» TASK DIRECTIONS
Copy out all the entries exactly.

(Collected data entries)
◆ ◆ ◆ ◆ ◆ ◆ ◆
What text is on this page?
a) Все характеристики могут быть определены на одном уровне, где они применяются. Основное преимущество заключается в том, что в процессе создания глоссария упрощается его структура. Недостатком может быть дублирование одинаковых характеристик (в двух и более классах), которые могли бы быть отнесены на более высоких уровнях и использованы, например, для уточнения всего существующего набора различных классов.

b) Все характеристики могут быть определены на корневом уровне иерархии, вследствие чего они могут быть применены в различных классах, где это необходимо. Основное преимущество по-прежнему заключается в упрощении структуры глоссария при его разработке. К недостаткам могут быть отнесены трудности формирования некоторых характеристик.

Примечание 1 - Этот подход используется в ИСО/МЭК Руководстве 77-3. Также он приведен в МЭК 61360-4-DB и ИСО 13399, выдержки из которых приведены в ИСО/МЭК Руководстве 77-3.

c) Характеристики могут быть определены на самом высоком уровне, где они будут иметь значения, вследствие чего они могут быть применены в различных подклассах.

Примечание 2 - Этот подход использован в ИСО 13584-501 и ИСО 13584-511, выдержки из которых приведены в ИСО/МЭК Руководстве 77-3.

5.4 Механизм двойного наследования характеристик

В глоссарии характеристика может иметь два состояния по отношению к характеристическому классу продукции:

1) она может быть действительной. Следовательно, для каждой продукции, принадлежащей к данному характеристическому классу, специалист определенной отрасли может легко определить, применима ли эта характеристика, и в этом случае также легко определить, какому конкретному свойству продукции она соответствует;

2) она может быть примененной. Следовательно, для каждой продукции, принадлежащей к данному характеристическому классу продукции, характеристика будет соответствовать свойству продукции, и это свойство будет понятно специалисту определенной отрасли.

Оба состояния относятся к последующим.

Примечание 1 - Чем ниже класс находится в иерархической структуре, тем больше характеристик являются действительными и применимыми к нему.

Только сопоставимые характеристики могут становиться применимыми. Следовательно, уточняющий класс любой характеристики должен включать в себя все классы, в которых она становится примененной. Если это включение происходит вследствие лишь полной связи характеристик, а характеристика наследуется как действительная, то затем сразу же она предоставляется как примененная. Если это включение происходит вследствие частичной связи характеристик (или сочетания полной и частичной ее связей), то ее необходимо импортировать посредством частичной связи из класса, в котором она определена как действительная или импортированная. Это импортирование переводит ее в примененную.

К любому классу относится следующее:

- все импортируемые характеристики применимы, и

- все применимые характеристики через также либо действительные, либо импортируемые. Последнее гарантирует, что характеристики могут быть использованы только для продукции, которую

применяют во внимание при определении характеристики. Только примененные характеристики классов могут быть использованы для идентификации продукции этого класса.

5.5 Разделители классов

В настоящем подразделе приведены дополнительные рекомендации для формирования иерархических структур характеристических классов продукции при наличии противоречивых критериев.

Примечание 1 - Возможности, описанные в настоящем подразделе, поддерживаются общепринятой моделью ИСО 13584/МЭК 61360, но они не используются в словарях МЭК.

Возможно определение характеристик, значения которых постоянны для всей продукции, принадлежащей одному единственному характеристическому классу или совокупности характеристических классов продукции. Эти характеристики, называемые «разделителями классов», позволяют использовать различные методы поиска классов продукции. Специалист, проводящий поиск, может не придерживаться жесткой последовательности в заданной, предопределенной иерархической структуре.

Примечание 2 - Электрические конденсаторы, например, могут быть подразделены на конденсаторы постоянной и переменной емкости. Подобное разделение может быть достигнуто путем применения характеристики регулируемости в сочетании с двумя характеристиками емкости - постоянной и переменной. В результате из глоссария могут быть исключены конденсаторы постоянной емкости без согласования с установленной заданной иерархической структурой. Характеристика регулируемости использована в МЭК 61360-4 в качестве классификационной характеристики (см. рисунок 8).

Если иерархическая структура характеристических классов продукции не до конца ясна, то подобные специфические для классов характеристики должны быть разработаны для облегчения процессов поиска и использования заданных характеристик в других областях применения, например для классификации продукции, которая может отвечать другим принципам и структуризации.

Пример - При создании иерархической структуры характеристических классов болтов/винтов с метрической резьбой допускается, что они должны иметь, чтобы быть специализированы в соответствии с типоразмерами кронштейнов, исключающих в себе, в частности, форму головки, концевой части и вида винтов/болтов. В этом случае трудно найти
◆ ◆ ◆ ◆ ◆ ◆ ◆
» SOLVED PROBLEM
What text is on this page?
a) Все характеристики могут быть определены на одном уровне, где они применяются. Основное преимущество заключается в том, что в процессе создания глоссария упрощается его структура. Недостатком может быть дублирование одинаковых характеристик (в двух и более классах), которые могли бы быть отнесены на более высоких уровнях и использованы, например, для уточнения всего существующего набора различных классов.

b) Все характеристики могут быть определены на корневом уровне иерархии, вследствие чего они могут быть применены в различных классах, где это необходимо. Основное преимущество по-прежнему заключается в упрощении структуры глоссария при его разработке. К недостаткам могут быть отнесены трудности формирования некоторых характеристик.

Примечание 1 - Этот подход используется в ИСО/МЭК Руководстве 77-3. Также он приведен в МЭК 61360-4-DB и ИСО 13399, выдержки из которых приведены в ИСО/МЭК Руководстве 77-3.

c) Характеристики могут быть определены на самом высоком уровне, где они будут иметь значения, вследствие чего они могут быть применены в различных подклассах.

Примечание 2 - Этот подход использован в ИСО 13584-501 и ИСО 13584-511, выдержки из которых приведены в ИСО/МЭК Руководстве 77-3.

5.4 Механизм двойного наследования характеристик

В глоссарии характеристика может иметь два состояния по отношению к характеристическому классу продукции:

1) она может быть действительной. Следовательно, для каждой продукции, принадлежащей к данному характеристическому классу, специалист определенной отрасли может легко определить, применима ли эта характеристика, и в этом случае также легко определить, какому конкретному свойству продукции она соответствует;

2) она может быть примененной. Следовательно, для каждой продукции, принадлежащей к данному характеристическому классу продукции, характеристика будет соответствовать свойству продукции, и это свойство будет понятно специалисту определенной отрасли.

Оба состояния относятся к последующим.

Примечание 1 - Чем ниже класс находится в иерархической структуре, тем больше характеристик являются действительными и применимыми к нему.

Только сопоставимые характеристики могут становиться применимыми. Следовательно, уточняющий класс любой характеристики должен включать в себя все классы, в которых она становится примененной. Если это включение происходит вследствие лишь полной связи характеристик, а характеристика наследуется как действительная, то затем сразу же она предоставляется как примененная. Если это включение происходит вследствие частичной связи характеристик (или сочетания полной и частичной ее связей), то ее необходимо импортировать посредством частичной связи из класса, в котором она определена как действительная или импортированная. Это импортирование переводит ее в примененную.

К любому классу относится следующее:

- все импортируемые характеристики применимы, и

- все применимые характеристики через также либо действительные, либо импортируемые. Последнее гарантирует, что характеристики могут быть использованы только для продукции, которую

применяют во внимание при определении характеристики. Только примененные характеристики классов могут быть использованы для идентификации продукции этого класса.

5.5 Разделители классов

В настоящем подразделе приведены дополнительные рекомендации для формирования иерархических структур характеристических классов продукции при наличии противоречивых критериев.

Примечание 1 - Возможности, описанные в настоящем подразделе, поддерживаются общепринятой моделью ИСО 13584/МЭК 61360, но они не используются в словарях МЭК.

Возможно определение характеристик, значения которых постоянны для всей продукции, принадлежащей одному единственному характеристическому классу или совокупности характеристических классов продукции. Эти характеристики, называемые «разделителями классов», позволяют использовать различные методы поиска классов продукции. Специалист, проводящий поиск, может не придерживаться жесткой последовательности в заданной, предопределенной иерархической структуре.

Примечание 2 - Электрические конденсаторы, например, могут быть подразделены на конденсаторы постоянной и переменной емкости. Подобное разделение может быть достигнуто путем применения характеристики регулируемости в сочетании с двумя характеристиками емкости - постоянной и переменной. В результате из глоссария могут быть исключены конденсаторы постоянной емкости без согласования с установленной заданной иерархической структурой. Характеристика регулируемости использована в МЭК 61360-4 в качестве классификационной характеристики (см. рисунок 8).

Если иерархическая структура характеристических классов продукции не до конца ясна, то подобные специфические для классов характеристики должны быть разработаны для облегчения процессов поиска и использования заданных характеристик в других областях применения, например для классификации продукции, которая может отвечать другим принципам и структуризации.

Пример - При создании иерархической структуры характеристических классов болтов/винтов с метрической резьбой допускается, что они должны иметь, чтобы быть специализированы в соответствии с типоразмерами кронштейнов, исключающих в себе, в частности, форму головки, концевой части и вида винтов/болтов. В этом случае трудно найти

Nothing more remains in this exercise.